= Tasks to complete =
(1) Using the passage about the Bears' decision to bench Cutler, decide whether each statement agrees with it: (a) Kyle Long learned of the benching on Twitter; (b) Martellus Bennett said he would rather have heard the news from Trestman; (c) Andy Bischoff sent Bennett a text message about the news. Answer yes or no for each, quoting the deciding words of the passage.
(2) According to the passage about the Bears' decision to bench Cutler, on what program did Charles Tillman say he learned the news from Twitter?
(3) Echo the stretch of the passage about the Bears' decision to bench Cutler from "Obviously, that’s not" through "of the news.".

= Extracted text =
━━━━━━━━━━━━━━━━━━━━━━━━━━━━━━
Trestman was asked Thursday whether he was concerned about news of the decision to bench Cutler leaking through social media before he actually informed the team.

“The normal course of events is I wanted to make sure the quarterbacks knew my intent. The biggest part of this, I wanted the team to know, hear from me first,” Trestman said. “And we all know that in this day and age it's very difficult to keep some of those things [quiet]. I mean, it was assumed that eventually it could get out during the course of the day, but my thoughts were to respect my team. I wanted them to hear it from me first. I wanted them to know I spoke with the quarterbacks. They knew about it. And ultimately I wanted them to know they knew about it before it got out, which was critically important.”

Obviously, that’s not what took place.

“I found out on Twitter; not ideal,” left guard Kyle Long said.

Cornerback Charles Tillman on “Mike & Mike” on ESPN radio said he found out about the news on Twitter, too.

“Didn’t really matter to me,” said tight end Martellus Bennett when asked if he would rather have heard about Cutler’s benching from Trestman. “Half the s--- I read, I don’t believe anyway. So it doesn’t matter to me.”

Bears tight ends coach Andy Bischoff sent a text message to Bennett informing him of the news.

“It was surprising at first to hear the news, obviously,” Long said. “But we have the utmost confidence in the people upstairs. You get torn between a decision involving one of your good friends and your quarterback. But you have to put emotions and opinions to the side when you’re doing something like this because the bottom line is, I know [Detroit defensive tackle Ndamukong] Suh's still going to be lined up in the three-technique on Sunday, and that won’t change. Not much changes in terms of what we have to do.”
━━━━━━━━━━━━━━━━━━━━━━━━━━━━━━
= Data excerpts =
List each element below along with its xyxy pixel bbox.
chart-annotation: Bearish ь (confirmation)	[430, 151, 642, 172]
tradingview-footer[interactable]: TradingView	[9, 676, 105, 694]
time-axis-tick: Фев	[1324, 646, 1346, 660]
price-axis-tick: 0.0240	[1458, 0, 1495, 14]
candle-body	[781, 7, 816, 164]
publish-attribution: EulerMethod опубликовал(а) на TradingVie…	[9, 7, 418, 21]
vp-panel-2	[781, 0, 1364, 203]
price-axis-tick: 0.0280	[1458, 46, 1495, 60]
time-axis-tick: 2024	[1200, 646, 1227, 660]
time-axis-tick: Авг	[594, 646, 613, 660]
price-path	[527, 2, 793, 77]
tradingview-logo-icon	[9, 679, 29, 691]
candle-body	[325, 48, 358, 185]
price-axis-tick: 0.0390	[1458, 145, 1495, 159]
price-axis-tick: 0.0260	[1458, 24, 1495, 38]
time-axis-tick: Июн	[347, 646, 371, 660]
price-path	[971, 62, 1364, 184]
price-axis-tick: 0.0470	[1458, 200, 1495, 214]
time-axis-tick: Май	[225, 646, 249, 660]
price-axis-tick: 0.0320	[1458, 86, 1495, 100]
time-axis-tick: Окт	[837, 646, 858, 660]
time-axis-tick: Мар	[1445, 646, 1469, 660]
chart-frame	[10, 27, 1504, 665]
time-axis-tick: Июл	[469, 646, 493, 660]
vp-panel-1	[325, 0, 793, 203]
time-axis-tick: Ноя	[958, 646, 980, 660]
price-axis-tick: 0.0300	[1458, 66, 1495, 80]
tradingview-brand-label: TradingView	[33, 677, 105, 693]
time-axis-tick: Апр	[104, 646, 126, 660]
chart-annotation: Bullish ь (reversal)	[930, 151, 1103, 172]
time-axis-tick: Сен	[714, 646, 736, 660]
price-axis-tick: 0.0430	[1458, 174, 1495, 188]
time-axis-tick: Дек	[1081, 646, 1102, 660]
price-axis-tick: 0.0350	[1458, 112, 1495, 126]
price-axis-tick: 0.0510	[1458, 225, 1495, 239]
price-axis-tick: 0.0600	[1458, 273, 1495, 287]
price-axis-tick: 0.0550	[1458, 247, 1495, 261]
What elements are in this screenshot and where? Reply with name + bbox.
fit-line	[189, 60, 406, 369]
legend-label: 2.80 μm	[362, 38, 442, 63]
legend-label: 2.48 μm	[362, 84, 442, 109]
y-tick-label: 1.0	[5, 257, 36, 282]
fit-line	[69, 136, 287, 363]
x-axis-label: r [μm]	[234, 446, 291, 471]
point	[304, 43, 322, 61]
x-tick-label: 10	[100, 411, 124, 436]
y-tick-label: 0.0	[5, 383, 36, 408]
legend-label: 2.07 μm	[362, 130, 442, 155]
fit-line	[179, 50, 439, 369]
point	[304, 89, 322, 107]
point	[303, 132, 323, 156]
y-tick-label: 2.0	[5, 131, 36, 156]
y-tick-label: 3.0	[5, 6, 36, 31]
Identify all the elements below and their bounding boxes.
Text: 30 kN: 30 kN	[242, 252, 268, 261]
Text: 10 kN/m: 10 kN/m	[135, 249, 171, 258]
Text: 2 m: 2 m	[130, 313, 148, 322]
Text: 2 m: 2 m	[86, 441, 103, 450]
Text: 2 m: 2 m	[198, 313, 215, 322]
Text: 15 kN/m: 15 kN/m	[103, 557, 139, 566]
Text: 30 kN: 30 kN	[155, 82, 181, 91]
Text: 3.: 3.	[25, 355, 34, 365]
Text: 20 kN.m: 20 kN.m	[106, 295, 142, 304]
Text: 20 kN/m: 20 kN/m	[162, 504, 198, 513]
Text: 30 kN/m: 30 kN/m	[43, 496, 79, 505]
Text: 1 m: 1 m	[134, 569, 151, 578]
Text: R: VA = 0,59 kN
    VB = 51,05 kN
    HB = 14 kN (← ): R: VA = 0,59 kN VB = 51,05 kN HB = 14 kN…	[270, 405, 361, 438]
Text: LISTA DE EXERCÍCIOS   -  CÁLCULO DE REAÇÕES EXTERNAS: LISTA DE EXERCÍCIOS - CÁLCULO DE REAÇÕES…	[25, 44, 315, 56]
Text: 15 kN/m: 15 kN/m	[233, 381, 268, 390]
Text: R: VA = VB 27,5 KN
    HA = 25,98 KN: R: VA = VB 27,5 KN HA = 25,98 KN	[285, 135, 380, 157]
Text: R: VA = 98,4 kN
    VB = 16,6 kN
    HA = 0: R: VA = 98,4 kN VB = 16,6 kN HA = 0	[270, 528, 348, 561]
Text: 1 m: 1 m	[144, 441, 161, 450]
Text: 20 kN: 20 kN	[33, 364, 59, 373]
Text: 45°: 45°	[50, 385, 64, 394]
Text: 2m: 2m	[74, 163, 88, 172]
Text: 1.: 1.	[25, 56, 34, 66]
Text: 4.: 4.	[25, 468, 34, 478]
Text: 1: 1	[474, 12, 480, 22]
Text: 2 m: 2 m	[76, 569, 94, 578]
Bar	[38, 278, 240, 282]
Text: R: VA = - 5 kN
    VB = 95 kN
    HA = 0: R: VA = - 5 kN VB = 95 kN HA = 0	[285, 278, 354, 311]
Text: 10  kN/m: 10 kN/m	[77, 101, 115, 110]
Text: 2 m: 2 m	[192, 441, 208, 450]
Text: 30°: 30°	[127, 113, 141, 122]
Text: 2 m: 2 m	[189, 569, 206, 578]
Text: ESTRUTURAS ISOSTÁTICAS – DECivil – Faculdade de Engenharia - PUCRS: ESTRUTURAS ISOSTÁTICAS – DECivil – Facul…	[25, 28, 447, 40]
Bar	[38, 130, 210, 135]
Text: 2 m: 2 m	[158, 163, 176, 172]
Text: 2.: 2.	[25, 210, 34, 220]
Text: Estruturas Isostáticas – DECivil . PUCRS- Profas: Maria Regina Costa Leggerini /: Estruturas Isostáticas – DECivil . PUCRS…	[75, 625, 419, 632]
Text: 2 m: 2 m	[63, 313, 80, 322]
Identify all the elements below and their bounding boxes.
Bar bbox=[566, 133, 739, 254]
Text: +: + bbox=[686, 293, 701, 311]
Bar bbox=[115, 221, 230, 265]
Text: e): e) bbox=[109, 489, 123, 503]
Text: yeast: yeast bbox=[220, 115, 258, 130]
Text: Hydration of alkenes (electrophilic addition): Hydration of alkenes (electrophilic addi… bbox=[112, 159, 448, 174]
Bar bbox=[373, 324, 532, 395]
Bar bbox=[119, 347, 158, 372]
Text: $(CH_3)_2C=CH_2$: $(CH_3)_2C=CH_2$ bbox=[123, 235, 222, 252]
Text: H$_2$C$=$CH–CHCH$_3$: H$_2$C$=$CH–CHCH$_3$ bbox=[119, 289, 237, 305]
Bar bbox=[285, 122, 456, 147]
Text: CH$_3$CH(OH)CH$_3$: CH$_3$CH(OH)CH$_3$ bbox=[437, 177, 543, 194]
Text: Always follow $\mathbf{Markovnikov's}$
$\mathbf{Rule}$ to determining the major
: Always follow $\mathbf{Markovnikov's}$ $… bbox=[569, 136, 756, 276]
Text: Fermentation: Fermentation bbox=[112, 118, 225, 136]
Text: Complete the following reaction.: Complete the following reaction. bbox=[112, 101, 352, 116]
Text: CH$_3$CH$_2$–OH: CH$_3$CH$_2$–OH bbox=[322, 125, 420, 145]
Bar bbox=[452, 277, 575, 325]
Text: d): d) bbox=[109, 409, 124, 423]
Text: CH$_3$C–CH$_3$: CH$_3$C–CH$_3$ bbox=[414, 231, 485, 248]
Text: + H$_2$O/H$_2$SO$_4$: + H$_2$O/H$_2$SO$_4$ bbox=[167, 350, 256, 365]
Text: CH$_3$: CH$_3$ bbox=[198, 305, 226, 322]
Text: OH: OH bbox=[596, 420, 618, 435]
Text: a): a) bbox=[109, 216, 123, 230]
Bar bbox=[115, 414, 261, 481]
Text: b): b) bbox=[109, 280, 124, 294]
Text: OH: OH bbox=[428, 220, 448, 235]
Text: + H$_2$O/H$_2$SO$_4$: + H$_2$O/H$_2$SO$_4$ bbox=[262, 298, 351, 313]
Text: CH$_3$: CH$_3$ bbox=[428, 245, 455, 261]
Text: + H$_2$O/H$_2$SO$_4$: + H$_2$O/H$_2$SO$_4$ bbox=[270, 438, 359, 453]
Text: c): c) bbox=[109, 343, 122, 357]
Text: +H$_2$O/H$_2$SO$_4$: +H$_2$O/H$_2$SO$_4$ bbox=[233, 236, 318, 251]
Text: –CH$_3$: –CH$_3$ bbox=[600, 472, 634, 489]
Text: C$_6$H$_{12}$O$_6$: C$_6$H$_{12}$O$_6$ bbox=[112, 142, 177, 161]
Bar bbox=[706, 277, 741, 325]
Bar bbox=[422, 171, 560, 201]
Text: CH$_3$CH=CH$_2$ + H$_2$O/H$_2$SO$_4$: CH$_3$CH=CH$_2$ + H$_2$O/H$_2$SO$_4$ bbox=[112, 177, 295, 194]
━━━━━━━━━━━━━━━━━━━━━━━━━━━━━━
= Exercise results =
(1)
(a) Yes: "I found out on Twitter; not ideal,"
(b) No: "Didn’t really matter to me,"
(c) Yes: "Bears tight ends coach Andy Bischoff sent a text message to Bennett informing him of the news."

(2) He said it on "Mike & Mike" on ESPN radio.

(3)
Obviously, that’s not what took place.

“I found out on Twitter; not ideal,” left guard Kyle Long said.

Cornerback Charles Tillman on “Mike & Mike” on ESPN radio said he found out about the news on Twitter, too.

“Didn’t really matter to me,” said tight end Martellus Bennett when asked if he would rather have heard about Cutler’s benching from Trestman. “Half the s--- I read, I don’t believe anyway. So it doesn’t matter to me.”

Bears tight ends coach Andy Bischoff sent a text message to Bennett informing him of the news.